Copy out each of the following items line for line, altering nothing.

[Stored data entries]
<<<<

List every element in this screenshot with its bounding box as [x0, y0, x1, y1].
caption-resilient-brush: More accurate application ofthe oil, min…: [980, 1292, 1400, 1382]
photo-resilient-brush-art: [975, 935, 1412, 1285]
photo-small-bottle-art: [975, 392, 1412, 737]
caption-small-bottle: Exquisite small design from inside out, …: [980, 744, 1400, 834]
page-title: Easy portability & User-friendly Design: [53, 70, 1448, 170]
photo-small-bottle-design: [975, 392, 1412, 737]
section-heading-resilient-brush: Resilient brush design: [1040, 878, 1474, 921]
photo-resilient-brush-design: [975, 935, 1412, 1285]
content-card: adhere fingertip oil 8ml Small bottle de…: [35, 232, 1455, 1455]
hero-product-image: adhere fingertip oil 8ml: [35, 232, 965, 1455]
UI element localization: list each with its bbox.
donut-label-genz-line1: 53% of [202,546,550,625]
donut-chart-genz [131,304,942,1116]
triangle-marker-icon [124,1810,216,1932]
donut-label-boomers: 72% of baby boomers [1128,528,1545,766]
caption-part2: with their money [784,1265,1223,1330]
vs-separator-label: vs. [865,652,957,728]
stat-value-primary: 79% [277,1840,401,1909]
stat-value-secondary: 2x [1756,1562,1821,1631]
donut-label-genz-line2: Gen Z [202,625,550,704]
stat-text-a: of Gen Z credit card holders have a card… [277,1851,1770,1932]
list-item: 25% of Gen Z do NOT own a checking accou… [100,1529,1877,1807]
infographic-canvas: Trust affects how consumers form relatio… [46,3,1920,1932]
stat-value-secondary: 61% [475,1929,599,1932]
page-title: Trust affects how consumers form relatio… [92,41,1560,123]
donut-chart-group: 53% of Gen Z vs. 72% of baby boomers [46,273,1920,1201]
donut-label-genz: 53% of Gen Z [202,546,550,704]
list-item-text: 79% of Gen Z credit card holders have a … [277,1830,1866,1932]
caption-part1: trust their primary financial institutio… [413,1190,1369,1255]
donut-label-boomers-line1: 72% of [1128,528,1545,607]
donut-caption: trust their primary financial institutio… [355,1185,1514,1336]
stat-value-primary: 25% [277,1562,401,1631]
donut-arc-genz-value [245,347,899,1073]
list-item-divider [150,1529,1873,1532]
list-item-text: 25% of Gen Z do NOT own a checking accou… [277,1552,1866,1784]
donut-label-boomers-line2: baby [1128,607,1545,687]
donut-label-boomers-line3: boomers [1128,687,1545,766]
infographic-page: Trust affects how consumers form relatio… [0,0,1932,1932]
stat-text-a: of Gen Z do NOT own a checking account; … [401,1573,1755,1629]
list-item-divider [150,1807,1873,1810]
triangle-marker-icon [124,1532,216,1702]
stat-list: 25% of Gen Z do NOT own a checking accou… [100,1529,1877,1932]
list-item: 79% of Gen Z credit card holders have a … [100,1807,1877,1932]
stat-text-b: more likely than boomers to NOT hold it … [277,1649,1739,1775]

>>>>

▶ _EXERCISE SOLUTION_
List every element in this screenshot with its bounding box as [x0, y0, x1, y1].
caption-resilient-brush: More accurate application ofthe oil, min…: [980, 1292, 1400, 1382]
photo-resilient-brush-art: [975, 935, 1412, 1285]
photo-small-bottle-art: [975, 392, 1412, 737]
caption-small-bottle: Exquisite small design from inside out, …: [980, 744, 1400, 834]
page-title: Easy portability & User-friendly Design: [53, 70, 1448, 170]
photo-small-bottle-design: [975, 392, 1412, 737]
section-heading-resilient-brush: Resilient brush design: [1040, 878, 1474, 921]
photo-resilient-brush-design: [975, 935, 1412, 1285]
content-card: adhere fingertip oil 8ml Small bottle de…: [35, 232, 1455, 1455]
hero-product-image: adhere fingertip oil 8ml: [35, 232, 965, 1455]
UI element localization: list each with its bbox.
donut-label-genz-line1: 53% of [202,546,550,625]
donut-chart-genz [131,304,942,1116]
triangle-marker-icon [124,1810,216,1932]
donut-label-boomers: 72% of baby boomers [1128,528,1545,766]
caption-part2: with their money [784,1265,1223,1330]
vs-separator-label: vs. [865,652,957,728]
stat-value-primary: 79% [277,1840,401,1909]
stat-value-secondary: 2x [1756,1562,1821,1631]
donut-label-genz-line2: Gen Z [202,625,550,704]
stat-text-a: of Gen Z credit card holders have a card… [277,1851,1770,1932]
list-item: 25% of Gen Z do NOT own a checking accou… [100,1529,1877,1807]
infographic-canvas: Trust affects how consumers form relatio… [46,3,1920,1932]
stat-value-secondary: 61% [475,1929,599,1932]
page-title: Trust affects how consumers form relatio… [92,41,1560,123]
donut-chart-group: 53% of Gen Z vs. 72% of baby boomers [46,273,1920,1201]
donut-label-genz: 53% of Gen Z [202,546,550,704]
list-item-text: 79% of Gen Z credit card holders have a … [277,1830,1866,1932]
caption-part1: trust their primary financial institutio… [413,1190,1369,1255]
donut-label-boomers-line1: 72% of [1128,528,1545,607]
donut-caption: trust their primary financial institutio… [355,1185,1514,1336]
stat-value-primary: 25% [277,1562,401,1631]
donut-arc-genz-value [245,347,899,1073]
list-item-divider [150,1529,1873,1532]
list-item-text: 25% of Gen Z do NOT own a checking accou… [277,1552,1866,1784]
donut-label-boomers-line2: baby [1128,607,1545,687]
donut-label-boomers-line3: boomers [1128,687,1545,766]
infographic-page: Trust affects how consumers form relatio… [0,0,1932,1932]
stat-text-a: of Gen Z do NOT own a checking account; … [401,1573,1755,1629]
list-item-divider [150,1807,1873,1810]
triangle-marker-icon [124,1532,216,1702]
stat-list: 25% of Gen Z do NOT own a checking accou… [100,1529,1877,1932]
list-item: 79% of Gen Z credit card holders have a … [100,1807,1877,1932]
stat-text-b: more likely than boomers to NOT hold it … [277,1649,1739,1775]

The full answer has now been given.